## OBJECTIVE
Rewrite everything in the data from the line containing "- series-label: ‘Long’" down to and including the line containing "- point: [410, 250, 420, 260]" as a numbered list, leaving out blank lines.

## LISTING
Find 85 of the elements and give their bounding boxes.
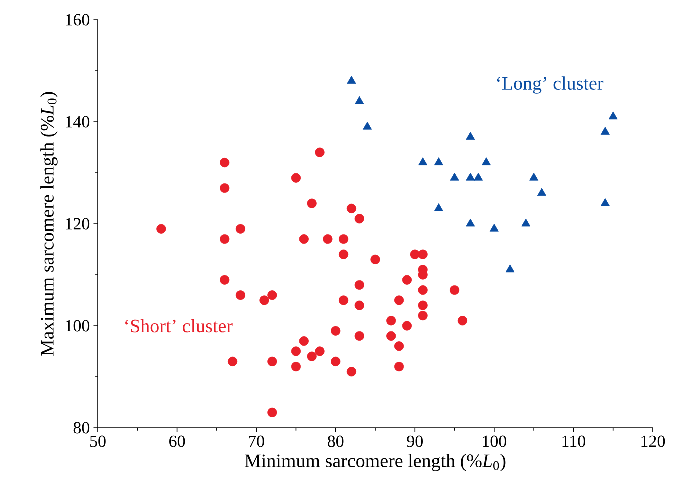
- series-label: ‘Long’ cluster: [497, 76, 604, 94]
- point: [347, 76, 356, 84]
- point: [418, 158, 428, 166]
- point: [600, 126, 610, 135]
- x-tick-label: 80: [328, 436, 344, 448]
- point: [522, 218, 531, 227]
- x-axis-title: Minimum sarcomere length (%L$_{0}$): [245, 454, 506, 472]
- x-tick-label: 120: [642, 436, 666, 448]
- point: [236, 224, 246, 234]
- point: [331, 356, 341, 366]
- point: [370, 254, 380, 264]
- point: [418, 300, 428, 310]
- point: [355, 96, 364, 104]
- x-tick-label: 50: [90, 436, 106, 448]
- point: [331, 326, 341, 336]
- point: [307, 352, 317, 362]
- point: [228, 356, 238, 366]
- point: [418, 250, 428, 260]
- point: [338, 250, 349, 260]
- point: [450, 285, 460, 296]
- point: [394, 296, 404, 306]
- point: [220, 234, 230, 244]
- point: [291, 362, 302, 372]
- point: [466, 132, 476, 140]
- point: [363, 122, 372, 130]
- point: [268, 290, 278, 300]
- point: [291, 173, 302, 183]
- point: [236, 290, 246, 300]
- point: [458, 316, 468, 326]
- point: [268, 356, 278, 366]
- point: [394, 342, 404, 352]
- point: [474, 172, 484, 181]
- point: [402, 275, 412, 285]
- point: [506, 264, 515, 273]
- point: [220, 275, 230, 285]
- y-tick-label: 120: [66, 218, 90, 230]
- point: [418, 285, 428, 296]
- point: [386, 331, 396, 341]
- point: [299, 336, 309, 346]
- point: [600, 198, 610, 206]
- point: [338, 234, 349, 244]
- point: [220, 158, 230, 168]
- point: [299, 234, 309, 244]
- point: [260, 296, 270, 306]
- point: [315, 346, 325, 356]
- point: [410, 250, 420, 260]
- x-tick-label: 100: [483, 436, 507, 448]
- point: [530, 172, 539, 181]
- point: [268, 408, 278, 418]
- point: [354, 214, 364, 224]
- point: [354, 280, 364, 290]
- point: [394, 362, 404, 372]
- x-tick-label: 110: [562, 436, 586, 448]
- point: [418, 310, 428, 321]
- point: [323, 234, 333, 244]
- point: [434, 158, 444, 166]
- point: [386, 316, 396, 326]
- point: [434, 203, 444, 212]
- point: [346, 204, 357, 214]
- point: [466, 172, 476, 181]
- point: [608, 112, 618, 120]
- x-tick-label: 70: [249, 436, 264, 448]
- y-tick-label: 100: [66, 320, 90, 332]
- point: [156, 224, 166, 234]
- y-tick-label: 140: [66, 116, 90, 128]
- x-tick-label: 60: [170, 436, 186, 448]
- point: [338, 296, 349, 306]
- point: [466, 218, 476, 227]
- point: [450, 172, 460, 181]
- point: [291, 346, 302, 356]
- y-axis-title: Maximum sarcomere length (%L$_{0}$): [40, 92, 58, 356]
- point: [307, 198, 317, 208]
- point: [220, 183, 230, 194]
- point: [354, 331, 364, 341]
- point: [402, 321, 412, 331]
- y-tick-label: 80: [74, 422, 90, 434]
- point: [354, 300, 364, 310]
- x-tick-label: 90: [407, 436, 423, 448]
- point: [537, 188, 547, 196]
- y-tick-label: 160: [66, 14, 90, 26]
- point: [490, 224, 499, 232]
- point: [482, 158, 492, 166]
- series-label: ‘Short’ cluster: [126, 319, 233, 333]
- point: [315, 148, 325, 158]
- point: [346, 367, 357, 377]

## THE SOLUTION
1. - series-label: ‘Long’ cluster: [497, 76, 604, 94]
2. - point: [347, 76, 356, 84]
3. - point: [418, 158, 428, 166]
4. - point: [600, 126, 610, 135]
5. - x-tick-label: 80: [328, 436, 344, 448]
6. - point: [522, 218, 531, 227]
7. - x-axis-title: Minimum sarcomere length (%L$_{0}$): [245, 454, 506, 472]
8. - x-tick-label: 120: [642, 436, 666, 448]
9. - point: [236, 224, 246, 234]
10. - point: [331, 356, 341, 366]
11. - point: [370, 254, 380, 264]
12. - point: [418, 300, 428, 310]
13. - point: [355, 96, 364, 104]
14. - x-tick-label: 50: [90, 436, 106, 448]
15. - point: [331, 326, 341, 336]
16. - point: [307, 352, 317, 362]
17. - point: [228, 356, 238, 366]
18. - point: [418, 250, 428, 260]
19. - point: [338, 250, 349, 260]
20. - point: [450, 285, 460, 296]
21. - point: [394, 296, 404, 306]
22. - point: [220, 234, 230, 244]
23. - point: [291, 362, 302, 372]
24. - point: [466, 132, 476, 140]
25. - point: [363, 122, 372, 130]
26. - point: [268, 290, 278, 300]
27. - point: [291, 173, 302, 183]
28. - point: [236, 290, 246, 300]
29. - point: [458, 316, 468, 326]
30. - point: [268, 356, 278, 366]
31. - point: [394, 342, 404, 352]
32. - point: [474, 172, 484, 181]
33. - point: [402, 275, 412, 285]
34. - point: [506, 264, 515, 273]
35. - point: [220, 275, 230, 285]
36. - y-tick-label: 120: [66, 218, 90, 230]
37. - point: [418, 285, 428, 296]
38. - point: [386, 331, 396, 341]
39. - point: [299, 336, 309, 346]
40. - point: [600, 198, 610, 206]
41. - point: [338, 234, 349, 244]
42. - point: [220, 158, 230, 168]
43. - point: [299, 234, 309, 244]
44. - point: [260, 296, 270, 306]
45. - point: [315, 346, 325, 356]
46. - point: [410, 250, 420, 260]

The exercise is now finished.